Task to complete:
Could you print every record below exactly as it appears?

Information supplied:
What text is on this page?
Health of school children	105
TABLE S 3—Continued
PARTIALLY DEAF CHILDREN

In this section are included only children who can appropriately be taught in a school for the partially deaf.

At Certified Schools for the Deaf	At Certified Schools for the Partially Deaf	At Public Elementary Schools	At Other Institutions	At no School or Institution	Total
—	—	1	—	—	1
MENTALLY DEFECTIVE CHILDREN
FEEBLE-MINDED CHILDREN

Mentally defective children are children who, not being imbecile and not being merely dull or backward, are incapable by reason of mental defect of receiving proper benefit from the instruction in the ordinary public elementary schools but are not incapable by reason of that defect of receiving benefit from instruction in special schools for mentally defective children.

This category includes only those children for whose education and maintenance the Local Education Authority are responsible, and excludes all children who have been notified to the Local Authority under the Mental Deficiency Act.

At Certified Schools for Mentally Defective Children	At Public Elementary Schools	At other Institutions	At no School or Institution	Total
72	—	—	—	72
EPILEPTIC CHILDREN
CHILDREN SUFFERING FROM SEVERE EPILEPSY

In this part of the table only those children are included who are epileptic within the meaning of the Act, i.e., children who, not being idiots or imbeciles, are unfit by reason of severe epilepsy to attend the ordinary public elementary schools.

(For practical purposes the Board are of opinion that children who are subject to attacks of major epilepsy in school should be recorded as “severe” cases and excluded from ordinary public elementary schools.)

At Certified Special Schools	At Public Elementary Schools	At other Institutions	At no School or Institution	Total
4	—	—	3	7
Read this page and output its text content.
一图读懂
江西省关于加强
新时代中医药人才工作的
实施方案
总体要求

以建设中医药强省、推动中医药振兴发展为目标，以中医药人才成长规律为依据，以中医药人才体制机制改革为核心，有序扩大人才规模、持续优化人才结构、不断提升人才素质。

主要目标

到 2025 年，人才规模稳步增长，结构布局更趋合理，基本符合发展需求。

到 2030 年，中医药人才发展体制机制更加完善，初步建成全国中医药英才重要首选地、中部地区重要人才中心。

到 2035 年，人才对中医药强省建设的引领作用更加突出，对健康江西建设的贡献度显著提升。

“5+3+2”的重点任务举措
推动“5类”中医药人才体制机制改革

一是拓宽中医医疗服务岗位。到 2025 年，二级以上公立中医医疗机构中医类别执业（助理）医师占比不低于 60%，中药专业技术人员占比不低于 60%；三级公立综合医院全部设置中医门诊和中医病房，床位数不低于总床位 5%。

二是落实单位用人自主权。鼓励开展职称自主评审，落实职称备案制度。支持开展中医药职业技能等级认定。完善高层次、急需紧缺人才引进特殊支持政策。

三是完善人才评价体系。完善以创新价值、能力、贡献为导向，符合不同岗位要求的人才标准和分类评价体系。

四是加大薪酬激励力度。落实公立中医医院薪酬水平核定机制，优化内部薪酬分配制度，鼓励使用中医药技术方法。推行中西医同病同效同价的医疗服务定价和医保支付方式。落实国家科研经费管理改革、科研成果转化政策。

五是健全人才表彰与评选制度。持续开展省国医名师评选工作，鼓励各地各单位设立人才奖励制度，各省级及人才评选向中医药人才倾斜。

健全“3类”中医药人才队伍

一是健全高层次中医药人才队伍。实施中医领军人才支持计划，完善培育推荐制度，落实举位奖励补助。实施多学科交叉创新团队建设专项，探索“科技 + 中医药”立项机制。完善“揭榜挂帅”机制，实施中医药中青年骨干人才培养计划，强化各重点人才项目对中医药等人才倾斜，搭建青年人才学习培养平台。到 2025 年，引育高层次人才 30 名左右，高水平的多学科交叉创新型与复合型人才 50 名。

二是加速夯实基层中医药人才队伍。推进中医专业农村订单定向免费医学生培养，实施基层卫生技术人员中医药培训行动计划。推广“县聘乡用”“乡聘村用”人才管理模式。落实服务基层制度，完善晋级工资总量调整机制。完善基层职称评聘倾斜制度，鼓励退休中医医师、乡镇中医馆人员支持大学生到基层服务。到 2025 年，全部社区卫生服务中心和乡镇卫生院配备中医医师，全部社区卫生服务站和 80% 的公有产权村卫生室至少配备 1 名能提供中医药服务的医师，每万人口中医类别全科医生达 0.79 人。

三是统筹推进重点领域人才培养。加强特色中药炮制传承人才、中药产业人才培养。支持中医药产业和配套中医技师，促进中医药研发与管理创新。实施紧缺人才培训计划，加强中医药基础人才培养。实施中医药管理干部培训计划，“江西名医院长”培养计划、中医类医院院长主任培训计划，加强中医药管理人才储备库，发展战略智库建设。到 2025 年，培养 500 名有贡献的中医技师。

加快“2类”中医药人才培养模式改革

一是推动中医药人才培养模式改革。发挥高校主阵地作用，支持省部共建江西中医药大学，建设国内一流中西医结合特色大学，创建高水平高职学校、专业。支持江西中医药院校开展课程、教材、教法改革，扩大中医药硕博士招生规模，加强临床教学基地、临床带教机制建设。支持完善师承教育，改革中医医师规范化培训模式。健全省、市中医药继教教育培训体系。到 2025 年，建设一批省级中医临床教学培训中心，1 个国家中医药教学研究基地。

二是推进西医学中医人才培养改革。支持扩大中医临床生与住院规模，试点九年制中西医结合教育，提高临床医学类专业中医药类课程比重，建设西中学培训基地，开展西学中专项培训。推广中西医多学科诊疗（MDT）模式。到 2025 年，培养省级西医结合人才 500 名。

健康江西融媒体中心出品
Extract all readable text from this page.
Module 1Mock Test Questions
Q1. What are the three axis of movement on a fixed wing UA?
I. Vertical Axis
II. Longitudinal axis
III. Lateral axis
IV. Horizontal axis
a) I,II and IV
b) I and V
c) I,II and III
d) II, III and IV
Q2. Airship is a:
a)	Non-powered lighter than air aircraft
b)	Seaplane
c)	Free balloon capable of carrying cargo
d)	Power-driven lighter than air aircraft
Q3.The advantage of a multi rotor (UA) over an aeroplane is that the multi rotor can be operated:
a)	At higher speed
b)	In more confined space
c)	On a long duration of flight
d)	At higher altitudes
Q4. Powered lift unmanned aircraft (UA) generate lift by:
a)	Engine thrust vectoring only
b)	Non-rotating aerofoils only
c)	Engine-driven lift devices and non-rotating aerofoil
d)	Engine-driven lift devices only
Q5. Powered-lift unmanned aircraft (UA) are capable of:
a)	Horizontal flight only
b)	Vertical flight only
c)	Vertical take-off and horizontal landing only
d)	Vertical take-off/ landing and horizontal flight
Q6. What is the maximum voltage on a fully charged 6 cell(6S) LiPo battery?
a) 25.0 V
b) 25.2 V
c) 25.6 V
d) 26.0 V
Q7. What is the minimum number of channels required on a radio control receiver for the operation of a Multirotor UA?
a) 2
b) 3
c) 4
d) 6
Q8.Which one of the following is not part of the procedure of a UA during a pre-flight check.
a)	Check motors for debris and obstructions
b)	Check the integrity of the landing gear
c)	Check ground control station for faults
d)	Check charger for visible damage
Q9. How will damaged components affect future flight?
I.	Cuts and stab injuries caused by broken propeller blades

Solution to this problem:
What text is on this page?
Health of school children	105
TABLE S 3—Continued
PARTIALLY DEAF CHILDREN

In this section are included only children who can appropriately be taught in a school for the partially deaf.

At Certified Schools for the Deaf	At Certified Schools for the Partially Deaf	At Public Elementary Schools	At Other Institutions	At no School or Institution	Total
—	—	1	—	—	1
MENTALLY DEFECTIVE CHILDREN
FEEBLE-MINDED CHILDREN

Mentally defective children are children who, not being imbecile and not being merely dull or backward, are incapable by reason of mental defect of receiving proper benefit from the instruction in the ordinary public elementary schools but are not incapable by reason of that defect of receiving benefit from instruction in special schools for mentally defective children.

This category includes only those children for whose education and maintenance the Local Education Authority are responsible, and excludes all children who have been notified to the Local Authority under the Mental Deficiency Act.

At Certified Schools for Mentally Defective Children	At Public Elementary Schools	At other Institutions	At no School or Institution	Total
72	—	—	—	72
EPILEPTIC CHILDREN
CHILDREN SUFFERING FROM SEVERE EPILEPSY

In this part of the table only those children are included who are epileptic within the meaning of the Act, i.e., children who, not being idiots or imbeciles, are unfit by reason of severe epilepsy to attend the ordinary public elementary schools.

(For practical purposes the Board are of opinion that children who are subject to attacks of major epilepsy in school should be recorded as “severe” cases and excluded from ordinary public elementary schools.)

At Certified Special Schools	At Public Elementary Schools	At other Institutions	At no School or Institution	Total
4	—	—	3	7
Read this page and output its text content.
一图读懂
江西省关于加强
新时代中医药人才工作的
实施方案
总体要求

以建设中医药强省、推动中医药振兴发展为目标，以中医药人才成长规律为依据，以中医药人才体制机制改革为核心，有序扩大人才规模、持续优化人才结构、不断提升人才素质。

主要目标

到 2025 年，人才规模稳步增长，结构布局更趋合理，基本符合发展需求。

到 2030 年，中医药人才发展体制机制更加完善，初步建成全国中医药英才重要首选地、中部地区重要人才中心。

到 2035 年，人才对中医药强省建设的引领作用更加突出，对健康江西建设的贡献度显著提升。

“5+3+2”的重点任务举措
推动“5类”中医药人才体制机制改革

一是拓宽中医医疗服务岗位。到 2025 年，二级以上公立中医医疗机构中医类别执业（助理）医师占比不低于 60%，中药专业技术人员占比不低于 60%；三级公立综合医院全部设置中医门诊和中医病房，床位数不低于总床位 5%。

二是落实单位用人自主权。鼓励开展职称自主评审，落实职称备案制度。支持开展中医药职业技能等级认定。完善高层次、急需紧缺人才引进特殊支持政策。

三是完善人才评价体系。完善以创新价值、能力、贡献为导向，符合不同岗位要求的人才标准和分类评价体系。

四是加大薪酬激励力度。落实公立中医医院薪酬水平核定机制，优化内部薪酬分配制度，鼓励使用中医药技术方法。推行中西医同病同效同价的医疗服务定价和医保支付方式。落实国家科研经费管理改革、科研成果转化政策。

五是健全人才表彰与评选制度。持续开展省国医名师评选工作，鼓励各地各单位设立人才奖励制度，各省级及人才评选向中医药人才倾斜。

健全“3类”中医药人才队伍

一是健全高层次中医药人才队伍。实施中医领军人才支持计划，完善培育推荐制度，落实举位奖励补助。实施多学科交叉创新团队建设专项，探索“科技 + 中医药”立项机制。完善“揭榜挂帅”机制，实施中医药中青年骨干人才培养计划，强化各重点人才项目对中医药等人才倾斜，搭建青年人才学习培养平台。到 2025 年，引育高层次人才 30 名左右，高水平的多学科交叉创新型与复合型人才 50 名。

二是加速夯实基层中医药人才队伍。推进中医专业农村订单定向免费医学生培养，实施基层卫生技术人员中医药培训行动计划。推广“县聘乡用”“乡聘村用”人才管理模式。落实服务基层制度，完善晋级工资总量调整机制。完善基层职称评聘倾斜制度，鼓励退休中医医师、乡镇中医馆人员支持大学生到基层服务。到 2025 年，全部社区卫生服务中心和乡镇卫生院配备中医医师，全部社区卫生服务站和 80% 的公有产权村卫生室至少配备 1 名能提供中医药服务的医师，每万人口中医类别全科医生达 0.79 人。

三是统筹推进重点领域人才培养。加强特色中药炮制传承人才、中药产业人才培养。支持中医药产业和配套中医技师，促进中医药研发与管理创新。实施紧缺人才培训计划，加强中医药基础人才培养。实施中医药管理干部培训计划，“江西名医院长”培养计划、中医类医院院长主任培训计划，加强中医药管理人才储备库，发展战略智库建设。到 2025 年，培养 500 名有贡献的中医技师。

加快“2类”中医药人才培养模式改革

一是推动中医药人才培养模式改革。发挥高校主阵地作用，支持省部共建江西中医药大学，建设国内一流中西医结合特色大学，创建高水平高职学校、专业。支持江西中医药院校开展课程、教材、教法改革，扩大中医药硕博士招生规模，加强临床教学基地、临床带教机制建设。支持完善师承教育，改革中医医师规范化培训模式。健全省、市中医药继教教育培训体系。到 2025 年，建设一批省级中医临床教学培训中心，1 个国家中医药教学研究基地。

二是推进西医学中医人才培养改革。支持扩大中医临床生与住院规模，试点九年制中西医结合教育，提高临床医学类专业中医药类课程比重，建设西中学培训基地，开展西学中专项培训。推广中西医多学科诊疗（MDT）模式。到 2025 年，培养省级西医结合人才 500 名。

健康江西融媒体中心出品
Extract all readable text from this page.
Module 1Mock Test Questions
Q1. What are the three axis of movement on a fixed wing UA?
I. Vertical Axis
II. Longitudinal axis
III. Lateral axis
IV. Horizontal axis
a) I,II and IV
b) I and V
c) I,II and III
d) II, III and IV
Q2. Airship is a:
a)	Non-powered lighter than air aircraft
b)	Seaplane
c)	Free balloon capable of carrying cargo
d)	Power-driven lighter than air aircraft
Q3.The advantage of a multi rotor (UA) over an aeroplane is that the multi rotor can be operated:
a)	At higher speed
b)	In more confined space
c)	On a long duration of flight
d)	At higher altitudes
Q4. Powered lift unmanned aircraft (UA) generate lift by:
a)	Engine thrust vectoring only
b)	Non-rotating aerofoils only
c)	Engine-driven lift devices and non-rotating aerofoil
d)	Engine-driven lift devices only
Q5. Powered-lift unmanned aircraft (UA) are capable of:
a)	Horizontal flight only
b)	Vertical flight only
c)	Vertical take-off and horizontal landing only
d)	Vertical take-off/ landing and horizontal flight
Q6. What is the maximum voltage on a fully charged 6 cell(6S) LiPo battery?
a) 25.0 V
b) 25.2 V
c) 25.6 V
d) 26.0 V
Q7. What is the minimum number of channels required on a radio control receiver for the operation of a Multirotor UA?
a) 2
b) 3
c) 4
d) 6
Q8.Which one of the following is not part of the procedure of a UA during a pre-flight check.
a)	Check motors for debris and obstructions
b)	Check the integrity of the landing gear
c)	Check ground control station for faults
d)	Check charger for visible damage
Q9. How will damaged components affect future flight?
I.	Cuts and stab injuries caused by broken propeller blades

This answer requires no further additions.